• [WRITTEN EXERCISE]
Output each line exactly as it appears, skipping any embedded picture.

• [Data records]
####

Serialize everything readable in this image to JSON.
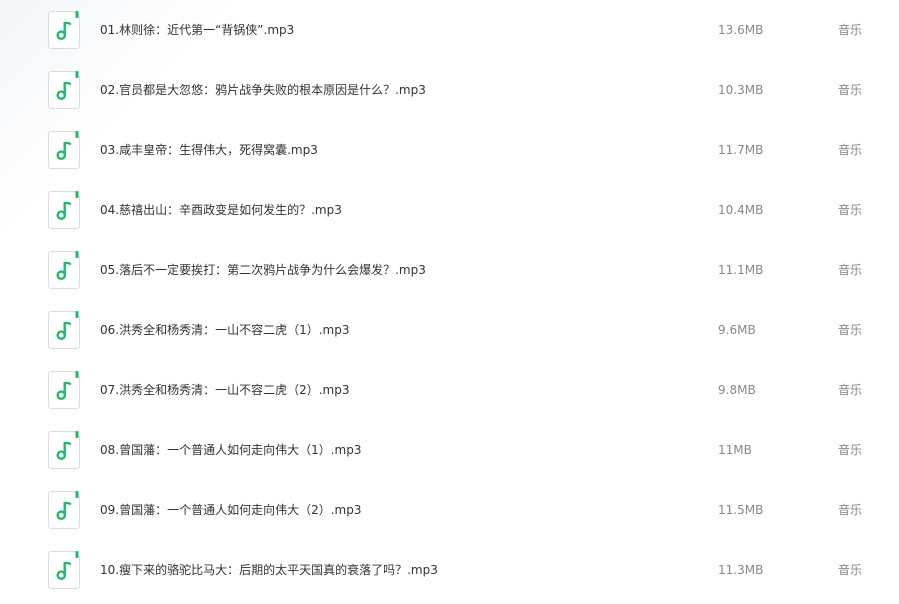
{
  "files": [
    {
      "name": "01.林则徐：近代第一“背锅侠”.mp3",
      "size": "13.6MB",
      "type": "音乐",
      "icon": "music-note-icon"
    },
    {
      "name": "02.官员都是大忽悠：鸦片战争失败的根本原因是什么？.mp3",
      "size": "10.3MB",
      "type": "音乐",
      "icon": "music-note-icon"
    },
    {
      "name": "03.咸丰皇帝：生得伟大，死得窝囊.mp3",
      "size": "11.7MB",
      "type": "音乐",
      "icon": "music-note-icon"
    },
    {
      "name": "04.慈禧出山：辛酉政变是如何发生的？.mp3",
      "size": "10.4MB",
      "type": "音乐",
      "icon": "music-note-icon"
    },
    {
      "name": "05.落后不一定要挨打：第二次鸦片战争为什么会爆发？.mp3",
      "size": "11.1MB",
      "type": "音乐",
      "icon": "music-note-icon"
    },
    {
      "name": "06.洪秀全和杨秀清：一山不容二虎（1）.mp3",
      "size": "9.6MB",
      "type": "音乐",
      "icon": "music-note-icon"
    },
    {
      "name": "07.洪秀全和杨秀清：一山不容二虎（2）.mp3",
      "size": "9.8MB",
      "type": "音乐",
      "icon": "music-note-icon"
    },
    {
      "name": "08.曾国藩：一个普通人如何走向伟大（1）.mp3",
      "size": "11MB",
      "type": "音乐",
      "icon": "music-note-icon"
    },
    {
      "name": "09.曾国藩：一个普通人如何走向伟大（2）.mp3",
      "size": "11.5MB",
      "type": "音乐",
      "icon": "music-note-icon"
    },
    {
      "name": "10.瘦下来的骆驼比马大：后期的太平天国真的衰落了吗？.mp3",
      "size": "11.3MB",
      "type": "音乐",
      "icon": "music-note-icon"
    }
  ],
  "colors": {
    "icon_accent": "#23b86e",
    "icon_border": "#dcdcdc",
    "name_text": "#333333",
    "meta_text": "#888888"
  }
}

####

• [RESULT OF THIS TASK]
Serialize everything readable in this image to JSON.
{
  "files": [
    {
      "name": "01.林则徐：近代第一“背锅侠”.mp3",
      "size": "13.6MB",
      "type": "音乐",
      "icon": "music-note-icon"
    },
    {
      "name": "02.官员都是大忽悠：鸦片战争失败的根本原因是什么？.mp3",
      "size": "10.3MB",
      "type": "音乐",
      "icon": "music-note-icon"
    },
    {
      "name": "03.咸丰皇帝：生得伟大，死得窝囊.mp3",
      "size": "11.7MB",
      "type": "音乐",
      "icon": "music-note-icon"
    },
    {
      "name": "04.慈禧出山：辛酉政变是如何发生的？.mp3",
      "size": "10.4MB",
      "type": "音乐",
      "icon": "music-note-icon"
    },
    {
      "name": "05.落后不一定要挨打：第二次鸦片战争为什么会爆发？.mp3",
      "size": "11.1MB",
      "type": "音乐",
      "icon": "music-note-icon"
    },
    {
      "name": "06.洪秀全和杨秀清：一山不容二虎（1）.mp3",
      "size": "9.6MB",
      "type": "音乐",
      "icon": "music-note-icon"
    },
    {
      "name": "07.洪秀全和杨秀清：一山不容二虎（2）.mp3",
      "size": "9.8MB",
      "type": "音乐",
      "icon": "music-note-icon"
    },
    {
      "name": "08.曾国藩：一个普通人如何走向伟大（1）.mp3",
      "size": "11MB",
      "type": "音乐",
      "icon": "music-note-icon"
    },
    {
      "name": "09.曾国藩：一个普通人如何走向伟大（2）.mp3",
      "size": "11.5MB",
      "type": "音乐",
      "icon": "music-note-icon"
    },
    {
      "name": "10.瘦下来的骆驼比马大：后期的太平天国真的衰落了吗？.mp3",
      "size": "11.3MB",
      "type": "音乐",
      "icon": "music-note-icon"
    }
  ],
  "colors": {
    "icon_accent": "#23b86e",
    "icon_border": "#dcdcdc",
    "name_text": "#333333",
    "meta_text": "#888888"
  }
}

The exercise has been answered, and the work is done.